§ PROBLEM TO WORK ON: Gather every line in the records below that contains the word "الفقه".
══ RAW RECORDS ══
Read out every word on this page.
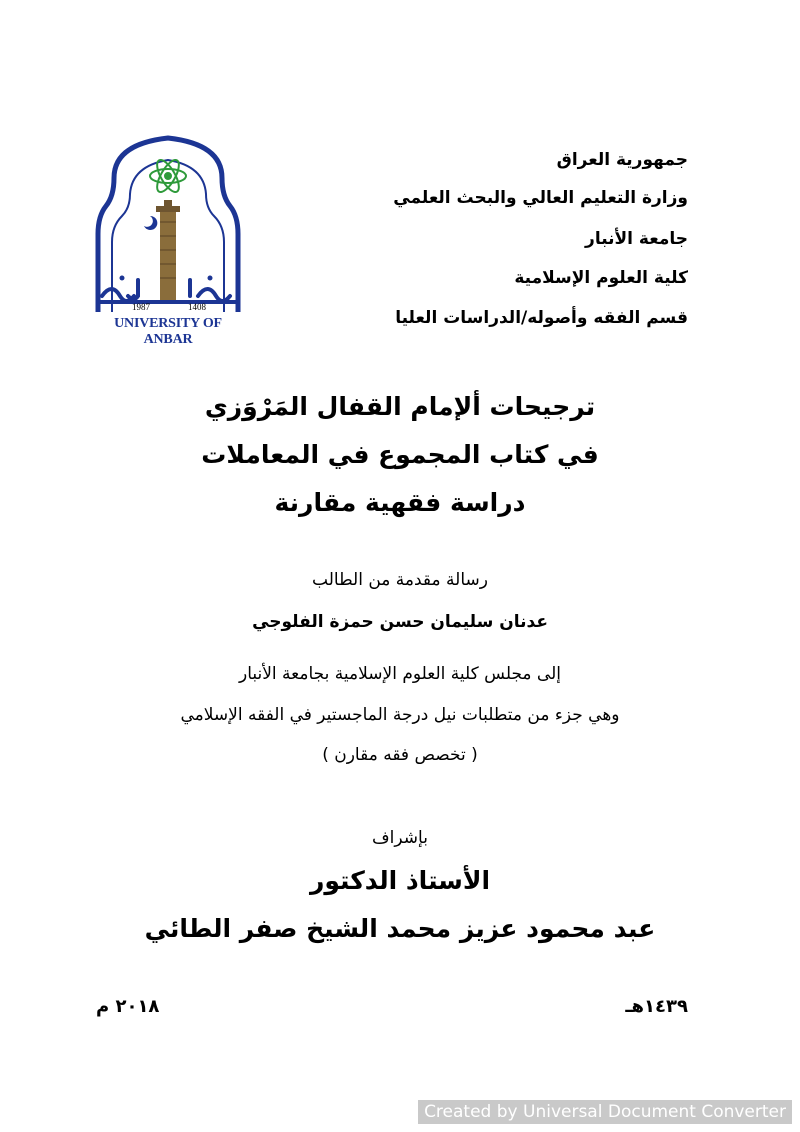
جمهورية العراق
وزارة التعليم العالي والبحث العلمي
جامعة الأنبار
كلية العلوم الإسلامية
قسم الفقه وأصوله/الدراسات العليا
1987	1408
UNIVERSITY OF ANBAR
ترجيحات ألإمام القفال المَرْوَزي
في كتاب المجموع في المعاملات
دراسة فقهية مقارنة
رسالة مقدمة من الطالب
عدنان سليمان حسن حمزة الفلوجي
إلى مجلس كلية العلوم الإسلامية بجامعة الأنبار
وهي جزء من متطلبات نيل درجة الماجستير في الفقه الإسلامي
( تخصص فقه مقارن )
بإشراف
الأستاذ الدكتور
عبد محمود عزيز محمد الشيخ صفر الطائي
١٤٣٩هـ
٢٠١٨ م
Created by Universal Document Converter
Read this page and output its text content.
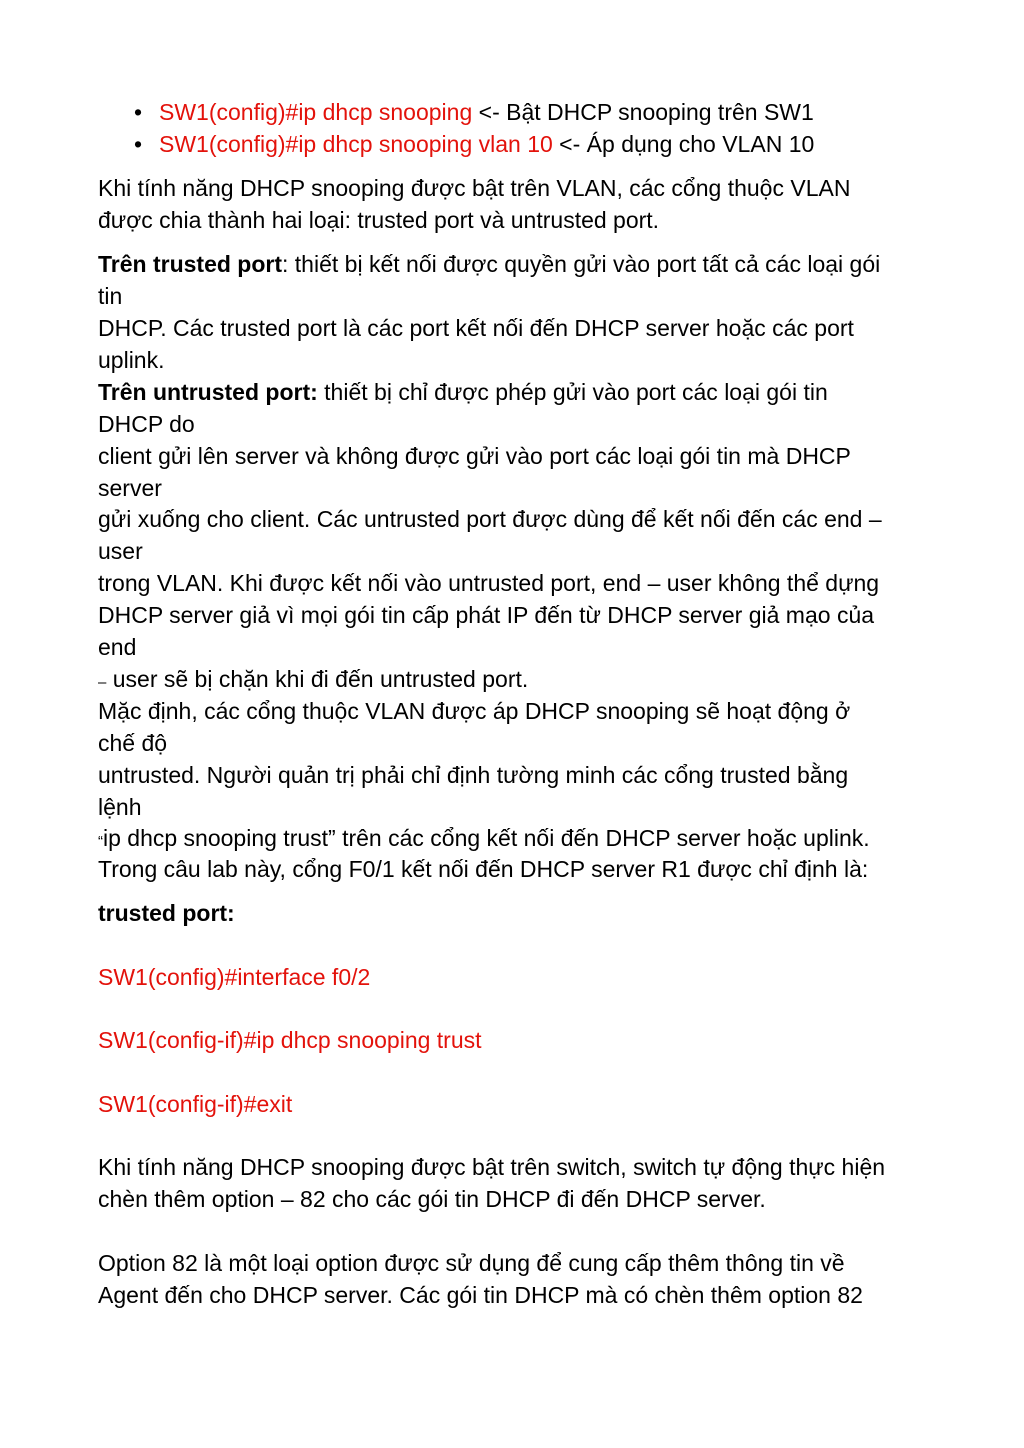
• SW1(config)#ip dhcp snooping <- Bật DHCP snooping trên SW1
• SW1(config)#ip dhcp snooping vlan 10 <- Áp dụng cho VLAN 10
Khi tính năng DHCP snooping được bật trên VLAN, các cổng thuộc VLAN
được chia thành hai loại: trusted port và untrusted port.
Trên trusted port: thiết bị kết nối được quyền gửi vào port tất cả các loại gói
tin
DHCP. Các trusted port là các port kết nối đến DHCP server hoặc các port
uplink.
Trên untrusted port: thiết bị chỉ được phép gửi vào port các loại gói tin
DHCP do
client gửi lên server và không được gửi vào port các loại gói tin mà DHCP
server
gửi xuống cho client. Các untrusted port được dùng để kết nối đến các end –
user
trong VLAN. Khi được kết nối vào untrusted port, end – user không thể dựng
DHCP server giả vì mọi gói tin cấp phát IP đến từ DHCP server giả mạo của
end
– user sẽ bị chặn khi đi đến untrusted port.
Mặc định, các cổng thuộc VLAN được áp DHCP snooping sẽ hoạt động ở
chế độ
untrusted. Người quản trị phải chỉ định tường minh các cổng trusted bằng
lệnh
“ip dhcp snooping trust” trên các cổng kết nối đến DHCP server hoặc uplink.
Trong câu lab này, cổng F0/1 kết nối đến DHCP server R1 được chỉ định là:
trusted port:
SW1(config)#interface f0/2
SW1(config-if)#ip dhcp snooping trust
SW1(config-if)#exit
Khi tính năng DHCP snooping được bật trên switch, switch tự động thực hiện
chèn thêm option – 82 cho các gói tin DHCP đi đến DHCP server.
Option 82 là một loại option được sử dụng để cung cấp thêm thông tin về
Agent đến cho DHCP server. Các gói tin DHCP mà có chèn thêm option 82
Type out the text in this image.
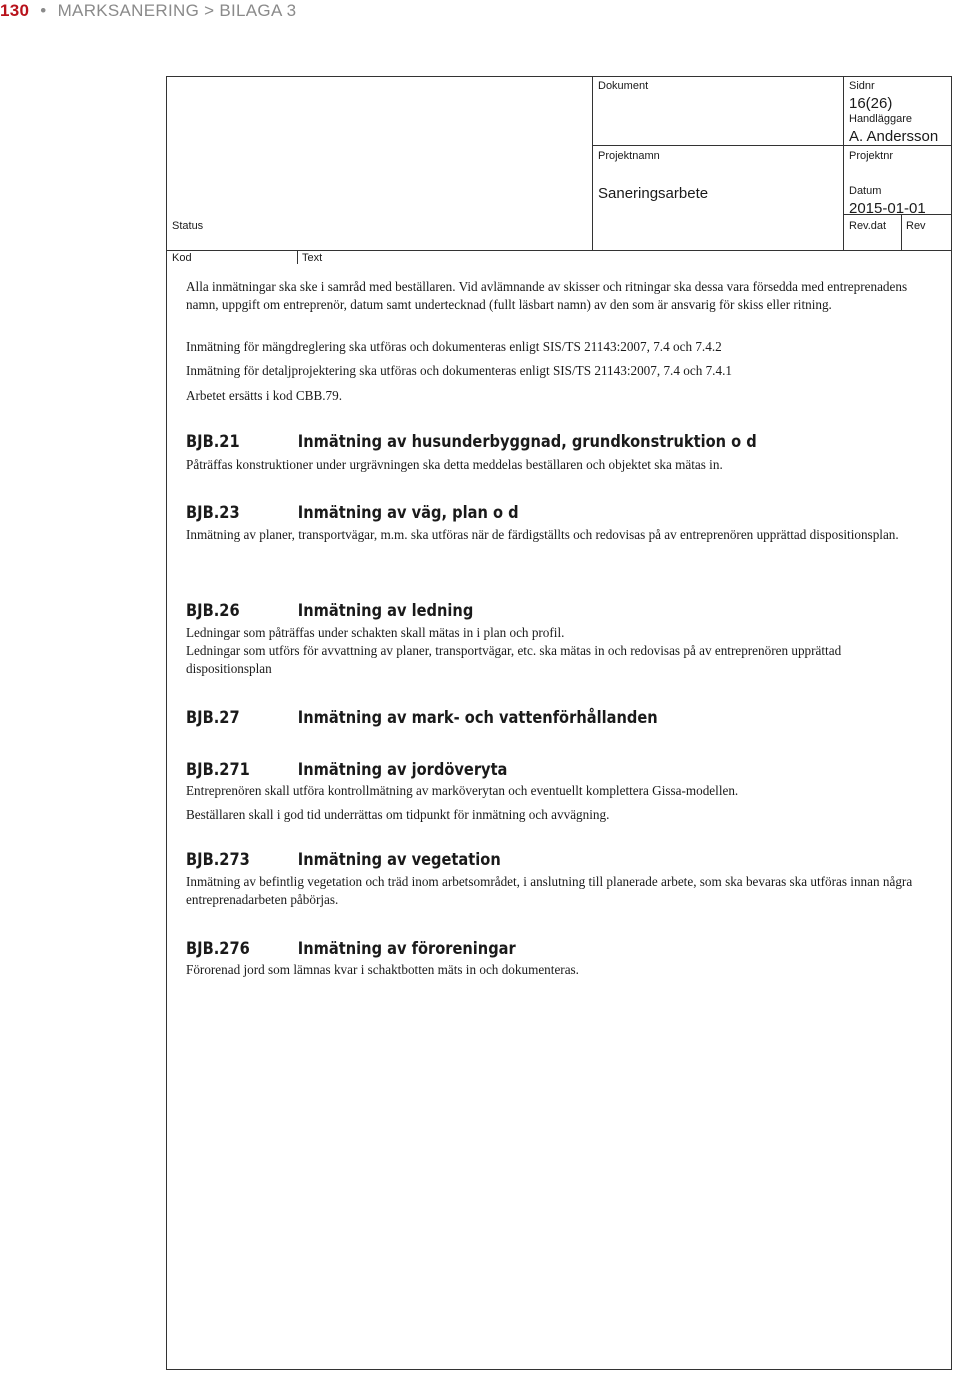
130 • MARKSANERING > BILAGA 3
Dokument	Sidnr
16(26)
Handläggare
A. Andersson
Projektnamn	Projektnr
Saneringsarbete	Datum
2015-01-01
Status	Rev.dat Rev
Kod	Text

Alla inmätningar ska ske i samråd med beställaren. Vid avlämnande av skisser och ritningar ska dessa vara försedda med entreprenadens namn, uppgift om entreprenör, datum samt undertecknad (fullt läsbart namn) av den som är ansvarig för skiss eller ritning.

Inmätning för mängdreglering ska utföras och dokumenteras enligt SIS/TS 21143:2007, 7.4 och 7.4.2

Inmätning för detaljprojektering ska utföras och dokumenteras enligt SIS/TS 21143:2007, 7.4 och 7.4.1

Arbetet ersätts i kod CBB.79.

BJB.21	Inmätning av husunderbyggnad, grundkonstruktion o d

Påträffas konstruktioner under urgrävningen ska detta meddelas beställaren och objektet ska mätas in.

BJB.23	Inmätning av väg, plan o d

Inmätning av planer, transportvägar, m.m. ska utföras när de färdigställts och redovisas på av entreprenören upprättad dispositionsplan.

BJB.26	Inmätning av ledning

Ledningar som påträffas under schakten skall mätas in i plan och profil.

Ledningar som utförs för avvattning av planer, transportvägar, etc. ska mätas in och redovisas på av entreprenören upprättad dispositionsplan

BJB.27	Inmätning av mark- och vattenförhållanden
BJB.271	Inmätning av jordöveryta

Entreprenören skall utföra kontrollmätning av marköverytan och eventuellt komplettera Gissa-modellen.

Beställaren skall i god tid underrättas om tidpunkt för inmätning och avvägning.

BJB.273	Inmätning av vegetation

Inmätning av befintlig vegetation och träd inom arbetsområdet, i anslutning till planerade arbete, som ska bevaras ska utföras innan några entreprenadarbeten påbörjas.

BJB.276	Inmätning av föroreningar

Förorenad jord som lämnas kvar i schaktbotten mäts in och dokumenteras.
═══
§ RESULT OF THE TASK:
قسم الفقه وأصوله/الدراسات العليا
وهي جزء من متطلبات نيل درجة الماجستير في الفقه الإسلامي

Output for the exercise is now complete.